Extracted records »
•••••

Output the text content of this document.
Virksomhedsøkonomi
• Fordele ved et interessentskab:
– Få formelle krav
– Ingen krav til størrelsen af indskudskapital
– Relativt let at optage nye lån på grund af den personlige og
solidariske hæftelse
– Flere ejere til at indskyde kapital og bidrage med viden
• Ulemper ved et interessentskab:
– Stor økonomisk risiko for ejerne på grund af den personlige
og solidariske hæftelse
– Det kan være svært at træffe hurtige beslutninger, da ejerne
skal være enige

•••••

WHAT THE TASK REQUIRES » Extract all lines as given.

RESULT FOR THIS EXERCISE »
Output the text content of this document.
Virksomhedsøkonomi
• Fordele ved et interessentskab:
– Få formelle krav
– Ingen krav til størrelsen af indskudskapital
– Relativt let at optage nye lån på grund af den personlige og
solidariske hæftelse
– Flere ejere til at indskyde kapital og bidrage med viden
• Ulemper ved et interessentskab:
– Stor økonomisk risiko for ejerne på grund af den personlige
og solidariske hæftelse
– Det kan være svært at træffe hurtige beslutninger, da ejerne
skal være enige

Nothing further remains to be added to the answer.